- GIVEN TASK:
Check each line of the listing for the string "English", then state how many lines have it. Only the number is wanted.

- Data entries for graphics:
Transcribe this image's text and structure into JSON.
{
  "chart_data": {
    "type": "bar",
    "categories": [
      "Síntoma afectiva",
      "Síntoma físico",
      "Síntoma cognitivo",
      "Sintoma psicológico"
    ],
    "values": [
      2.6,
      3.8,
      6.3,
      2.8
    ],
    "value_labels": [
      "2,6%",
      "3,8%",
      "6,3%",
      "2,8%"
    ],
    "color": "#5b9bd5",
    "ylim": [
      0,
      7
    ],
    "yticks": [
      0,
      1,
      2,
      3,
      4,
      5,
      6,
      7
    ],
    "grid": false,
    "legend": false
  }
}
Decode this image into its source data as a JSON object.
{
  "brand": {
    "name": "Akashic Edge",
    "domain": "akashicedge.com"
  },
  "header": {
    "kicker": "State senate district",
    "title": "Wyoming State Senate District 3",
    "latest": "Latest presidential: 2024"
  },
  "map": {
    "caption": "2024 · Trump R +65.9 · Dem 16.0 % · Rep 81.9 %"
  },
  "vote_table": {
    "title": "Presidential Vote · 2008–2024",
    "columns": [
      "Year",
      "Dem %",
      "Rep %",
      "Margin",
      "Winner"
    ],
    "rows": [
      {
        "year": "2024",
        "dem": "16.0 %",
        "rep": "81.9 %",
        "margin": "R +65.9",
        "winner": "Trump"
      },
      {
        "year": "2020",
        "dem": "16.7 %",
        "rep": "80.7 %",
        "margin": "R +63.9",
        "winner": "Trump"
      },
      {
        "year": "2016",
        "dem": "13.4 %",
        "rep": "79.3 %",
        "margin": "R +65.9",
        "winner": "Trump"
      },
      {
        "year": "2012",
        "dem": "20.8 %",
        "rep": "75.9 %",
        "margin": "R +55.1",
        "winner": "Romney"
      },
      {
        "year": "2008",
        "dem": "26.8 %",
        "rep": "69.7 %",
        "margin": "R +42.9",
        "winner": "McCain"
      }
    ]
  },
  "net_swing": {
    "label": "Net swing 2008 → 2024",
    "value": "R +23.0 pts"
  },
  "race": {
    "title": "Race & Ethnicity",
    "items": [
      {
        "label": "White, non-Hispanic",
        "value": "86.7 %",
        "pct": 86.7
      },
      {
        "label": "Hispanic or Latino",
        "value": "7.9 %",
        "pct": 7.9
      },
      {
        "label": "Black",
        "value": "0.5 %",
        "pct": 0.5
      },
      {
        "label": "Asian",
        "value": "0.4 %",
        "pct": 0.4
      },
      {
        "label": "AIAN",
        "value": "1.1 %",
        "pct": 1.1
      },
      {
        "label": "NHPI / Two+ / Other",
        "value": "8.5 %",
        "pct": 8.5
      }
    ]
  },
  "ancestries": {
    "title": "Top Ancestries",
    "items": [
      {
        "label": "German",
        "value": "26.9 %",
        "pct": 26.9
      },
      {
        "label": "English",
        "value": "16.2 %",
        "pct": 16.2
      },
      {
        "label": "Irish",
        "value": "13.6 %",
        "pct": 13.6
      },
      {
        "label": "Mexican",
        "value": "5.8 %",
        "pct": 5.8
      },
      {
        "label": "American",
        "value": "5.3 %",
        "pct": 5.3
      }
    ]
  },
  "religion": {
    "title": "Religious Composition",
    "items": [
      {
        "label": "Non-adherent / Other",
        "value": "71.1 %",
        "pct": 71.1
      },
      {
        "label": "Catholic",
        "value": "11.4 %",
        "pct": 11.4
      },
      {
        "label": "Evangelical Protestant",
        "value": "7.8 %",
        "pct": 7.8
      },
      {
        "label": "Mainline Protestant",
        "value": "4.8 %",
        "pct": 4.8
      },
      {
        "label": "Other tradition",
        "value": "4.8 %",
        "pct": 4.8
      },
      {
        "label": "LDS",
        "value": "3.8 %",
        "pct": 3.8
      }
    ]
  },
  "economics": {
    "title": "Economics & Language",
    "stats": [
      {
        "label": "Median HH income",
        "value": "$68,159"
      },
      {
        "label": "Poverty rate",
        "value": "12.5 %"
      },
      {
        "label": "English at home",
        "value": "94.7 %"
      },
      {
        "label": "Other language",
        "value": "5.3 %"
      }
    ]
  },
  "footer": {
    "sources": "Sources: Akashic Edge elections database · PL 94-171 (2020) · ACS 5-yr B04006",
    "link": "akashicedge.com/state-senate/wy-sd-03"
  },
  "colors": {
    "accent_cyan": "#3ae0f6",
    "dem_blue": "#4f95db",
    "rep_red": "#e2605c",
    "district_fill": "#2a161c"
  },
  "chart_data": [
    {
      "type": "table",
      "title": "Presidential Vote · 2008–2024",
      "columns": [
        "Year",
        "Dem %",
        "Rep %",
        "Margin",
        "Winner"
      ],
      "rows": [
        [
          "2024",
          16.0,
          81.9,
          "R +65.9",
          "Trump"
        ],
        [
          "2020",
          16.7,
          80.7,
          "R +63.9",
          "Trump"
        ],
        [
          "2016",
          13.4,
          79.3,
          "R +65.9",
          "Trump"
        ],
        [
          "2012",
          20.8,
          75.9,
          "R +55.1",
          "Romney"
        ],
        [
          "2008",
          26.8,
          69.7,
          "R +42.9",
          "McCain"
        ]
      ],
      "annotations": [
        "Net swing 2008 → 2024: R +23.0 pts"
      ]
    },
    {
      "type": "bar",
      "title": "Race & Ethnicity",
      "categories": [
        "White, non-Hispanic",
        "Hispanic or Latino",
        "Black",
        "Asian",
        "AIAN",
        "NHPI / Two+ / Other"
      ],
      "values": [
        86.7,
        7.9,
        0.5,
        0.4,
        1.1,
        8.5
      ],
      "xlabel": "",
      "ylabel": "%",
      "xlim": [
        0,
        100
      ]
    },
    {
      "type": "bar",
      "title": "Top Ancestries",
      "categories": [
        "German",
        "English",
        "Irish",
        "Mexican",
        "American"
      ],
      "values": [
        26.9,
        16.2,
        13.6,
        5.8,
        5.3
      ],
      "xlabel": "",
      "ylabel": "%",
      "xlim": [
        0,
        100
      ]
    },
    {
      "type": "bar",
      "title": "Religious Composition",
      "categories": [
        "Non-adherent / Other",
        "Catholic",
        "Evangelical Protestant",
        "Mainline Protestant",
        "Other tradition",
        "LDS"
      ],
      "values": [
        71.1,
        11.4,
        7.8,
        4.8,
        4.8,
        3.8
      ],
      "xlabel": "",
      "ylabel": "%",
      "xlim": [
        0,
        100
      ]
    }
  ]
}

- WRITTEN SOLUTION:
3